_What to produce_:
List each line holding the string "炸裂瓶底".

_Data excerpts_:
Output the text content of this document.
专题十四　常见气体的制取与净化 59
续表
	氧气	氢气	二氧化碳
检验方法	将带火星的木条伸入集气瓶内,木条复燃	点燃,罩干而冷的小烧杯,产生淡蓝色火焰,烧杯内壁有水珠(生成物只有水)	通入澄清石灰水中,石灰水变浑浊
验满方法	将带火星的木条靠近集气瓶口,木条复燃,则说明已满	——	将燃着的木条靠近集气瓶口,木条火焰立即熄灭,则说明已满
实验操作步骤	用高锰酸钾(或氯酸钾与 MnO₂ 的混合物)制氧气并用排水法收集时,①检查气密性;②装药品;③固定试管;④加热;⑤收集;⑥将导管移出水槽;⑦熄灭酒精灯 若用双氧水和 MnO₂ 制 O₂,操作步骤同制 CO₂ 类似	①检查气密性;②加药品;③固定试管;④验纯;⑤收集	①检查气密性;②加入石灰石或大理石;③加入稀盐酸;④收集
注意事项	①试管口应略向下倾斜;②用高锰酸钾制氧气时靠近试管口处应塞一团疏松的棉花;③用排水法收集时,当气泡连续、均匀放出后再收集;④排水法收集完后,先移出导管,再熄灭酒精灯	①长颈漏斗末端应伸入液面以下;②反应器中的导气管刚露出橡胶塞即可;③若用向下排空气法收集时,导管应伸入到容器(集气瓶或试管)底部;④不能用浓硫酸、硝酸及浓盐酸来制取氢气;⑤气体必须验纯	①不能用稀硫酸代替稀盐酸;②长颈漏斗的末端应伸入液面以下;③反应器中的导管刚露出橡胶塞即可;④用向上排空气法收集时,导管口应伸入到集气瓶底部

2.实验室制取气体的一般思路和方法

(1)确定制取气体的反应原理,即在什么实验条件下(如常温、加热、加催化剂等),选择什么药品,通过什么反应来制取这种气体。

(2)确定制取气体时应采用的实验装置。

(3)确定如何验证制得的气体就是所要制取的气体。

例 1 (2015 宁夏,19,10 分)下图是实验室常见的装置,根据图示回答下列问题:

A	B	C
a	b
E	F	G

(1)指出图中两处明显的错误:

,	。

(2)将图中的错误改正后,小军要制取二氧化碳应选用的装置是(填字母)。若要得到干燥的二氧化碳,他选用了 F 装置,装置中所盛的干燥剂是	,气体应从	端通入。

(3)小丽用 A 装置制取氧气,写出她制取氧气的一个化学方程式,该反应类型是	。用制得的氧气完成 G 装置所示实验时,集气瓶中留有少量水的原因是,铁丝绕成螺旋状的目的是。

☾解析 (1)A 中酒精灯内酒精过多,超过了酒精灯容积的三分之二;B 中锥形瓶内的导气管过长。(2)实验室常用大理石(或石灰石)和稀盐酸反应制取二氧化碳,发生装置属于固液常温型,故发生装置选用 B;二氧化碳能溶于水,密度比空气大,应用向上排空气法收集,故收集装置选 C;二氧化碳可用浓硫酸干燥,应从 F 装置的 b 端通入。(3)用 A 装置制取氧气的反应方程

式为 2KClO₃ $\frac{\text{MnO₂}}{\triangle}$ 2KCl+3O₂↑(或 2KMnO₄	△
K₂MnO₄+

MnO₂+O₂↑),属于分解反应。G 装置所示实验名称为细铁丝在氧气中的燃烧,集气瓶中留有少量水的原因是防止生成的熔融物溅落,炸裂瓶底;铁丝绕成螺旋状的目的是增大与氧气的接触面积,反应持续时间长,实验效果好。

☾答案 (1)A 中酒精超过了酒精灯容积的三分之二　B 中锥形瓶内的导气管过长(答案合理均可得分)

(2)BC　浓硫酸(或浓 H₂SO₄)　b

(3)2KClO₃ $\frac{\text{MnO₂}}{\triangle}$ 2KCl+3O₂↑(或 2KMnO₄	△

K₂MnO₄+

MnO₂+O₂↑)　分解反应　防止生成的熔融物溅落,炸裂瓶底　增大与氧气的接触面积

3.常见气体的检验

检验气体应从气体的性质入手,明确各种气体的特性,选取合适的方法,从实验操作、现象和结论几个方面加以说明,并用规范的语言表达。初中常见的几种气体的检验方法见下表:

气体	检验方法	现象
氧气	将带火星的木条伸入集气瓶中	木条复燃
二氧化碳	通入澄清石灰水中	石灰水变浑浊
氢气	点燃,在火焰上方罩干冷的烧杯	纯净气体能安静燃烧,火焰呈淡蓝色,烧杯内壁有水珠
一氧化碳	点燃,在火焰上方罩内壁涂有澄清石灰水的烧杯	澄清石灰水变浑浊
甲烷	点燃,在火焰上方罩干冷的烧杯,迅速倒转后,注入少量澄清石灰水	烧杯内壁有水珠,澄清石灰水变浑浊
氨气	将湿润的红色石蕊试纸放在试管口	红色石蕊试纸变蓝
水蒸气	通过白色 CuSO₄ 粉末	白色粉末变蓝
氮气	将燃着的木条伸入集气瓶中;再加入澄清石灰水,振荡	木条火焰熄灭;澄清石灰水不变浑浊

_Answer in full_:
MnO₂+O₂↑),属于分解反应。G 装置所示实验名称为细铁丝在氧气中的燃烧,集气瓶中留有少量水的原因是防止生成的熔融物溅落,炸裂瓶底;铁丝绕成螺旋状的目的是增大与氧气的接触面积,反应持续时间长,实验效果好。
MnO₂+O₂↑)　分解反应　防止生成的熔融物溅落,炸裂瓶底　增大与氧气的接触面积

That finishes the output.